_Stored data_.
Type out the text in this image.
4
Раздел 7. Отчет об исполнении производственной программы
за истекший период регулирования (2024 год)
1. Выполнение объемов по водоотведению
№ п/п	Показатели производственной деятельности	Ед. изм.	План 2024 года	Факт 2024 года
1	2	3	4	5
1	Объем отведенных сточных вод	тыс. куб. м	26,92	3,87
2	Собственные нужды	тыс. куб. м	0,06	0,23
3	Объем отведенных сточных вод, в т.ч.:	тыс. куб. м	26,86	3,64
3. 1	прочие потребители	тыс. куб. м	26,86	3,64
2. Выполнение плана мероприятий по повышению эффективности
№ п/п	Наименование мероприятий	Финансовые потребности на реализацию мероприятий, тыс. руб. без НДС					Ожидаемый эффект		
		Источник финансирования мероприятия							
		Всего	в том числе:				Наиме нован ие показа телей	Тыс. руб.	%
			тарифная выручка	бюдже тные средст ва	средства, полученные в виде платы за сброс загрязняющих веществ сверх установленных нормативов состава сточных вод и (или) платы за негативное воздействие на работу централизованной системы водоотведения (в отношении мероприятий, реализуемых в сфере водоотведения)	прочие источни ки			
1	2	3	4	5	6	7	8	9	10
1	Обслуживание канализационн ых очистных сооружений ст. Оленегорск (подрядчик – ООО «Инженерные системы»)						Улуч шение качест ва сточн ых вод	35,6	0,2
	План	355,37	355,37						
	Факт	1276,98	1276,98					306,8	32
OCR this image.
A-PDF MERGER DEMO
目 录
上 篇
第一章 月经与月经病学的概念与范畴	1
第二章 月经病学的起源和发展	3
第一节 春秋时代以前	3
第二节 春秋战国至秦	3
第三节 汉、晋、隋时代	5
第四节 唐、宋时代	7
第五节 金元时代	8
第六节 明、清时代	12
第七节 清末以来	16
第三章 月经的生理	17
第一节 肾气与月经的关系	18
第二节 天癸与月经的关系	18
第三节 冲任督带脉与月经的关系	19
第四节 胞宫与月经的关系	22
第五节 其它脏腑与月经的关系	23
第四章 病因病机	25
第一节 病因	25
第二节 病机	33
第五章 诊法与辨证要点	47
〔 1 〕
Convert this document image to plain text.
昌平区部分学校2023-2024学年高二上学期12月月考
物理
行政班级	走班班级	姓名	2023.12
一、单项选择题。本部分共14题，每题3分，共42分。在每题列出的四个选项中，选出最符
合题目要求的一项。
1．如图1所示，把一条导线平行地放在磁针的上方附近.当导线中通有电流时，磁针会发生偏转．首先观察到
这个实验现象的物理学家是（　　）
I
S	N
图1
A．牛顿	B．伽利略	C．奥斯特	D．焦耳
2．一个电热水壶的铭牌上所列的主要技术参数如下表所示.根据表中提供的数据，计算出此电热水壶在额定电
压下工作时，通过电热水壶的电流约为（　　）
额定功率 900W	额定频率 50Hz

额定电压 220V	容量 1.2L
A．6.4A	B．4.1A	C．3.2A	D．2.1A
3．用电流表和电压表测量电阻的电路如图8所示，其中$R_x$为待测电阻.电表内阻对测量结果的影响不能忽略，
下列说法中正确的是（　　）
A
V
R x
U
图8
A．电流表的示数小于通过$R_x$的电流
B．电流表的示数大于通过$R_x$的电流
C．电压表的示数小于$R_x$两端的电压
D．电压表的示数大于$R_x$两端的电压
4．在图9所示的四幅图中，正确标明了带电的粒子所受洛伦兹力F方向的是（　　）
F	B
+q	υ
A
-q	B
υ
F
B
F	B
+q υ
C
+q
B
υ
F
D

_WHAT IS BEING ASKED_. The line containing "OCR this image." and every line after it, through the end of the records, should be repeated exactly and alone.

_THE SOLUTION_.
OCR this image.
A-PDF MERGER DEMO
目 录
上 篇
第一章 月经与月经病学的概念与范畴	1
第二章 月经病学的起源和发展	3
第一节 春秋时代以前	3
第二节 春秋战国至秦	3
第三节 汉、晋、隋时代	5
第四节 唐、宋时代	7
第五节 金元时代	8
第六节 明、清时代	12
第七节 清末以来	16
第三章 月经的生理	17
第一节 肾气与月经的关系	18
第二节 天癸与月经的关系	18
第三节 冲任督带脉与月经的关系	19
第四节 胞宫与月经的关系	22
第五节 其它脏腑与月经的关系	23
第四章 病因病机	25
第一节 病因	25
第二节 病机	33
第五章 诊法与辨证要点	47
〔 1 〕
Convert this document image to plain text.
昌平区部分学校2023-2024学年高二上学期12月月考
物理
行政班级	走班班级	姓名	2023.12
一、单项选择题。本部分共14题，每题3分，共42分。在每题列出的四个选项中，选出最符
合题目要求的一项。
1．如图1所示，把一条导线平行地放在磁针的上方附近.当导线中通有电流时，磁针会发生偏转．首先观察到
这个实验现象的物理学家是（　　）
I
S	N
图1
A．牛顿	B．伽利略	C．奥斯特	D．焦耳
2．一个电热水壶的铭牌上所列的主要技术参数如下表所示.根据表中提供的数据，计算出此电热水壶在额定电
压下工作时，通过电热水壶的电流约为（　　）
额定功率 900W	额定频率 50Hz

额定电压 220V	容量 1.2L
A．6.4A	B．4.1A	C．3.2A	D．2.1A
3．用电流表和电压表测量电阻的电路如图8所示，其中$R_x$为待测电阻.电表内阻对测量结果的影响不能忽略，
下列说法中正确的是（　　）
A
V
R x
U
图8
A．电流表的示数小于通过$R_x$的电流
B．电流表的示数大于通过$R_x$的电流
C．电压表的示数小于$R_x$两端的电压
D．电压表的示数大于$R_x$两端的电压
4．在图9所示的四幅图中，正确标明了带电的粒子所受洛伦兹力F方向的是（　　）
F	B
+q	υ
A
-q	B
υ
F
B
F	B
+q υ
C
+q
B
υ
F
D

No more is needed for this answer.